**Task to complete:**
Search the listing below for "children". Copy each matching line.

▬▬▬

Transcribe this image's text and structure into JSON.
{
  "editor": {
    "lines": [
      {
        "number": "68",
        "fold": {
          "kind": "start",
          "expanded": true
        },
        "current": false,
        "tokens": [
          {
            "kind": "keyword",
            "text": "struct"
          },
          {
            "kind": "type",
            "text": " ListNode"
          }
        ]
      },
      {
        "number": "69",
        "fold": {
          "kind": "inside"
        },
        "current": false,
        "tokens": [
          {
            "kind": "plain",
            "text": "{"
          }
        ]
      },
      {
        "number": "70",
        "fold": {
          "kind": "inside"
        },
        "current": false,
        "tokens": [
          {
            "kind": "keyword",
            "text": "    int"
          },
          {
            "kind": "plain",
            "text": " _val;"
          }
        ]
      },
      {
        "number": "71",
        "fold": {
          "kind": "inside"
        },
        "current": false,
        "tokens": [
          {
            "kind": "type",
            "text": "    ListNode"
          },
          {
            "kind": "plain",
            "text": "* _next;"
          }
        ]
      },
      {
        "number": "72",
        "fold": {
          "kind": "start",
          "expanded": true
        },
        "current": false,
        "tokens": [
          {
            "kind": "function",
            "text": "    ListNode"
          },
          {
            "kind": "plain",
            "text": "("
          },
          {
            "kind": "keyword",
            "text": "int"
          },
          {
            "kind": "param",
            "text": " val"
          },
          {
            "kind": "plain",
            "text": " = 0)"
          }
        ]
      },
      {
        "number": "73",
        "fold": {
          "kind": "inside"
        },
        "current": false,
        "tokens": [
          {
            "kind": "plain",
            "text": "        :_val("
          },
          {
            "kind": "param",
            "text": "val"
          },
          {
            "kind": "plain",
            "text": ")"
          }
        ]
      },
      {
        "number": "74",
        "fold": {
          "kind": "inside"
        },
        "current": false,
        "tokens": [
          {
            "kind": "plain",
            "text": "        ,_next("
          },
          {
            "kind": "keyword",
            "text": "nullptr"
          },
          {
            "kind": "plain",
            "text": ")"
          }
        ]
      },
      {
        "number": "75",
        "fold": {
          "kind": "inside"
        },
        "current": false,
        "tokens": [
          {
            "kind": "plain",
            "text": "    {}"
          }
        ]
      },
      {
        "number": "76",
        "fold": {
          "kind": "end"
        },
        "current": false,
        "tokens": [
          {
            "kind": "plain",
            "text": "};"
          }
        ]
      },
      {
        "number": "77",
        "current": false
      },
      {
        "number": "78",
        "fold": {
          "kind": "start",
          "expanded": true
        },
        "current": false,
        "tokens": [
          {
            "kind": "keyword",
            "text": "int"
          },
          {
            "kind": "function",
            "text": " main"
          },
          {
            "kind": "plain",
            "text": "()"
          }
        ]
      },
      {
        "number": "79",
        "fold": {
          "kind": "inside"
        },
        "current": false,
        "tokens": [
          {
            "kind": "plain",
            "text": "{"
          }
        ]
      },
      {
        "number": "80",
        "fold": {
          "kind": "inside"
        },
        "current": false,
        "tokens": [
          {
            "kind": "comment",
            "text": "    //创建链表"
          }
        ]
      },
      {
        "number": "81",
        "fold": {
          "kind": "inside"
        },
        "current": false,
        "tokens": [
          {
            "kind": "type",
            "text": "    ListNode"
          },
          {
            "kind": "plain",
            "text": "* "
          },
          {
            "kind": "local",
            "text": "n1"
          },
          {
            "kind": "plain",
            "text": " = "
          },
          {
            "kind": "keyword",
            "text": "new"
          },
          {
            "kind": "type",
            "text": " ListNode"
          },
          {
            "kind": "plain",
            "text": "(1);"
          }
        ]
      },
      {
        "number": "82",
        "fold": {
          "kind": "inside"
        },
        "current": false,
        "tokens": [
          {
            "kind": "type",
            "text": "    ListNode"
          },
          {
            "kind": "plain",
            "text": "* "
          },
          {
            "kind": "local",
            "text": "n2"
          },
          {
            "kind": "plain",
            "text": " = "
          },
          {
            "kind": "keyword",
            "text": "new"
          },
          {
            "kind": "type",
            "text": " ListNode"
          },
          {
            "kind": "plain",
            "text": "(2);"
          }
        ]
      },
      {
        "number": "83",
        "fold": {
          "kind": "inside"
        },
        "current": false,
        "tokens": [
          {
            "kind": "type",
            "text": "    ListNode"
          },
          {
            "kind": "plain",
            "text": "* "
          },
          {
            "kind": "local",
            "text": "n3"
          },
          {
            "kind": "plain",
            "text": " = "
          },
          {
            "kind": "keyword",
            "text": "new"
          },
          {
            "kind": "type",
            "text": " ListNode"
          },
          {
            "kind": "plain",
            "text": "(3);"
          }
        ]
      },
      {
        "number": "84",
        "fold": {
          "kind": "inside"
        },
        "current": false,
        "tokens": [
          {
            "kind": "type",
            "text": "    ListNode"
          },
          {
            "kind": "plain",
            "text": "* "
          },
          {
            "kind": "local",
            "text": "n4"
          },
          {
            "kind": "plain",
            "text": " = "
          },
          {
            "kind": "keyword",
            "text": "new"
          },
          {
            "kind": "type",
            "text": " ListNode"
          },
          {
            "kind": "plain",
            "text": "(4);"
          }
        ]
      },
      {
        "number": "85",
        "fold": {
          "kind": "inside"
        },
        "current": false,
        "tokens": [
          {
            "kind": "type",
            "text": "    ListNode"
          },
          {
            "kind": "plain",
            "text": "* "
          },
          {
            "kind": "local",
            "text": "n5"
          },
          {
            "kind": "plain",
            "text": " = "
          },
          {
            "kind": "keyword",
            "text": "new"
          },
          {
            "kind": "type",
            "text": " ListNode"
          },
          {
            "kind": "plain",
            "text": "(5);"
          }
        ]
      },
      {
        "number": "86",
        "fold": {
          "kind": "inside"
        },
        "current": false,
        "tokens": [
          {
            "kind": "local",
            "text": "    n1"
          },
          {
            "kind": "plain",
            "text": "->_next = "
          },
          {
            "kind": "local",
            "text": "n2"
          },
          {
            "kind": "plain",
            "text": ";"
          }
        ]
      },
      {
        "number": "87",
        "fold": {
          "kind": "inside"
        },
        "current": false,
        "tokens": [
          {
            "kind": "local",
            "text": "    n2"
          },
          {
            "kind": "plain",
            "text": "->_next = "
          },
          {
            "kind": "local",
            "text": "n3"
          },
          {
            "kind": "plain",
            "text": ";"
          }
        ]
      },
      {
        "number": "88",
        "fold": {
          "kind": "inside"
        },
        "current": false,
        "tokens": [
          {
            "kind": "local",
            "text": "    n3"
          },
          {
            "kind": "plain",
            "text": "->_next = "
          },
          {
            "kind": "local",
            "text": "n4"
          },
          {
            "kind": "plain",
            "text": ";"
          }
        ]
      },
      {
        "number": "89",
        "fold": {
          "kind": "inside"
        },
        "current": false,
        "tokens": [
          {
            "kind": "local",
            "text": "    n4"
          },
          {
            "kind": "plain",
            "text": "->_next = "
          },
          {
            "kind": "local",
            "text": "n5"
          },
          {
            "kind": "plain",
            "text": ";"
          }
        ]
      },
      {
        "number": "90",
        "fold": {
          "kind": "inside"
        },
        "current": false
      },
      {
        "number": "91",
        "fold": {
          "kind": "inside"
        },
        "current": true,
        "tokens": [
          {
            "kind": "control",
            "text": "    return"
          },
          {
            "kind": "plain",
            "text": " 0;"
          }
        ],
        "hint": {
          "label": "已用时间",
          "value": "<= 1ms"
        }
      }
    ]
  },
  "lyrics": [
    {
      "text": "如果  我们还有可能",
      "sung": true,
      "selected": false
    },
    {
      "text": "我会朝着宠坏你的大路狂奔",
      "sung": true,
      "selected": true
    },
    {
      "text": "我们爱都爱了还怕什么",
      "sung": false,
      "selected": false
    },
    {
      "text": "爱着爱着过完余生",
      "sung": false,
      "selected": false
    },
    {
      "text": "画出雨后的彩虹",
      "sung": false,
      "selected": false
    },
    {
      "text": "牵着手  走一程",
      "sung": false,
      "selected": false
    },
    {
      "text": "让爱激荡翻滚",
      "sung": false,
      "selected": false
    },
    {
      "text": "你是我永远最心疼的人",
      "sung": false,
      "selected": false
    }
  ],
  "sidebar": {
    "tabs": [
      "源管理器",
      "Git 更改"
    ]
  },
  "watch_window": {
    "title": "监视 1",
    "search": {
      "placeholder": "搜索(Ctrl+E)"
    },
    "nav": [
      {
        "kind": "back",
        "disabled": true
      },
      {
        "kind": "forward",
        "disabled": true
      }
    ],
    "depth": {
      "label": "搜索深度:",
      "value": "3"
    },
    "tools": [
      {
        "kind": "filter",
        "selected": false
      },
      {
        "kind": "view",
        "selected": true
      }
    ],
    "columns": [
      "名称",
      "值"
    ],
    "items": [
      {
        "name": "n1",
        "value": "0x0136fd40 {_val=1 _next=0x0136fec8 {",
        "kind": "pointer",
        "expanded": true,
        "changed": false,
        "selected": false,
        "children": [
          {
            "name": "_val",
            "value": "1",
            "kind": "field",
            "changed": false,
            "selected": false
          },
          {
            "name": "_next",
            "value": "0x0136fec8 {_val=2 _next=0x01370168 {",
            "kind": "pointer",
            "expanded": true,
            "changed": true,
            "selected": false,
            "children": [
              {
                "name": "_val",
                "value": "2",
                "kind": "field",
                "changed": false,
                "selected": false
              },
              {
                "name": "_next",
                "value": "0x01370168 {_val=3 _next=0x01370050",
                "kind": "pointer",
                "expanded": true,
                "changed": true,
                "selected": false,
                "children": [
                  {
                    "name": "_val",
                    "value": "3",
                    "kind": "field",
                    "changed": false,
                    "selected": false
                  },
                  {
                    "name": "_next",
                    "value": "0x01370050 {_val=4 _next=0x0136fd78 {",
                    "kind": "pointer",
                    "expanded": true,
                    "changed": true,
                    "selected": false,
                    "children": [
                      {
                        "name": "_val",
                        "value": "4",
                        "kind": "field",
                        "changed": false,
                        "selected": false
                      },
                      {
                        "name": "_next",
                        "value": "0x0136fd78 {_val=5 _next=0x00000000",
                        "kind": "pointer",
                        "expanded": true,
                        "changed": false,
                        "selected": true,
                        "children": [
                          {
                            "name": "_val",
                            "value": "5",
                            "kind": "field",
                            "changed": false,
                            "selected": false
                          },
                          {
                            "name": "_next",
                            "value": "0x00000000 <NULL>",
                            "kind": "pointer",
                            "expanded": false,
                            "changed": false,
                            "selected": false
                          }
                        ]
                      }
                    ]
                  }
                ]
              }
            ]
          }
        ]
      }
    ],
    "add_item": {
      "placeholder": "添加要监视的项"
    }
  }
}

▬▬▬

**Solution to the problem:**
        "children": [
            "children": [
                "children": [
                    "children": [
                        "children": [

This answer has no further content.